# start of DATA FOR PROCESSING

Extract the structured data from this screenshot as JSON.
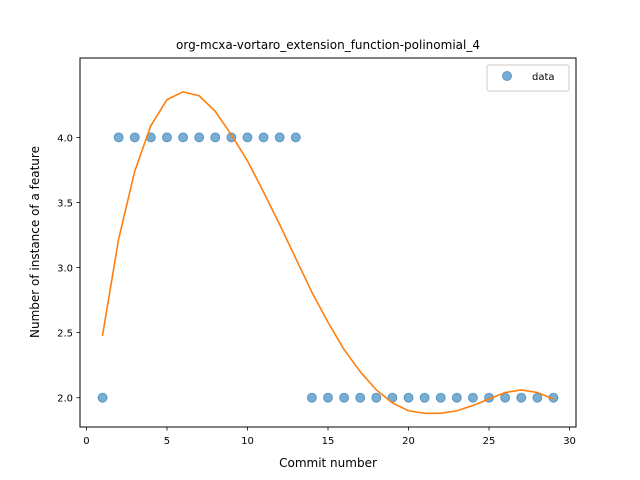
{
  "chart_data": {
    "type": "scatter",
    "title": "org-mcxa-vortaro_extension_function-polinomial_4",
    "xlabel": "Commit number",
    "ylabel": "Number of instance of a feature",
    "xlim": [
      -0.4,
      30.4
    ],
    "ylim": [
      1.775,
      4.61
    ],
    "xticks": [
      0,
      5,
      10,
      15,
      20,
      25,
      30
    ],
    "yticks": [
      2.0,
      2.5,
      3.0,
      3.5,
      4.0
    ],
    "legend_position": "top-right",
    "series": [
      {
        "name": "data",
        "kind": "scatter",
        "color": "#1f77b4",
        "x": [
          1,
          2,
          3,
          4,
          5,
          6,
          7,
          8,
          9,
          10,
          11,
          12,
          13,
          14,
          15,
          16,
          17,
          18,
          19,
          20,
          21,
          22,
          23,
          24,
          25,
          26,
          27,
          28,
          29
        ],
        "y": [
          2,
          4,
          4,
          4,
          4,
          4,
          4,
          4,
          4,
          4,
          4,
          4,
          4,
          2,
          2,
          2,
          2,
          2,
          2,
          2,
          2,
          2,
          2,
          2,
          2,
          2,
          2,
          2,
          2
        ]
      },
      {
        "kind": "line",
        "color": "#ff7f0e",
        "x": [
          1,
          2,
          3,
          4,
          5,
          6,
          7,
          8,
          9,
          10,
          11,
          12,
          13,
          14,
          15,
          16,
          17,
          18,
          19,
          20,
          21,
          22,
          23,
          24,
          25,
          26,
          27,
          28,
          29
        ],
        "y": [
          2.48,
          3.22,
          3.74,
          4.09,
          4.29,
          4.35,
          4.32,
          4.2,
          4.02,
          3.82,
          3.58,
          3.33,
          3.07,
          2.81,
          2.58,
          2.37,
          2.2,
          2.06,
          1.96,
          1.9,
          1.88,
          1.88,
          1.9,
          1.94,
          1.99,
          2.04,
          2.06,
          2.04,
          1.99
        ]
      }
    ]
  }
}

# end of DATA FOR PROCESSING

> _TASK OBJECTIVE_:
Make a verbatim copy of all the entries and strip out the pictures.

> _PROBLEM SOLUTION_:
Extract the structured data from this screenshot as JSON.
{
  "chart_data": {
    "type": "scatter",
    "title": "org-mcxa-vortaro_extension_function-polinomial_4",
    "xlabel": "Commit number",
    "ylabel": "Number of instance of a feature",
    "xlim": [
      -0.4,
      30.4
    ],
    "ylim": [
      1.775,
      4.61
    ],
    "xticks": [
      0,
      5,
      10,
      15,
      20,
      25,
      30
    ],
    "yticks": [
      2.0,
      2.5,
      3.0,
      3.5,
      4.0
    ],
    "legend_position": "top-right",
    "series": [
      {
        "name": "data",
        "kind": "scatter",
        "color": "#1f77b4",
        "x": [
          1,
          2,
          3,
          4,
          5,
          6,
          7,
          8,
          9,
          10,
          11,
          12,
          13,
          14,
          15,
          16,
          17,
          18,
          19,
          20,
          21,
          22,
          23,
          24,
          25,
          26,
          27,
          28,
          29
        ],
        "y": [
          2,
          4,
          4,
          4,
          4,
          4,
          4,
          4,
          4,
          4,
          4,
          4,
          4,
          2,
          2,
          2,
          2,
          2,
          2,
          2,
          2,
          2,
          2,
          2,
          2,
          2,
          2,
          2,
          2
        ]
      },
      {
        "kind": "line",
        "color": "#ff7f0e",
        "x": [
          1,
          2,
          3,
          4,
          5,
          6,
          7,
          8,
          9,
          10,
          11,
          12,
          13,
          14,
          15,
          16,
          17,
          18,
          19,
          20,
          21,
          22,
          23,
          24,
          25,
          26,
          27,
          28,
          29
        ],
        "y": [
          2.48,
          3.22,
          3.74,
          4.09,
          4.29,
          4.35,
          4.32,
          4.2,
          4.02,
          3.82,
          3.58,
          3.33,
          3.07,
          2.81,
          2.58,
          2.37,
          2.2,
          2.06,
          1.96,
          1.9,
          1.88,
          1.88,
          1.9,
          1.94,
          1.99,
          2.04,
          2.06,
          2.04,
          1.99
        ]
      }
    ]
  }
}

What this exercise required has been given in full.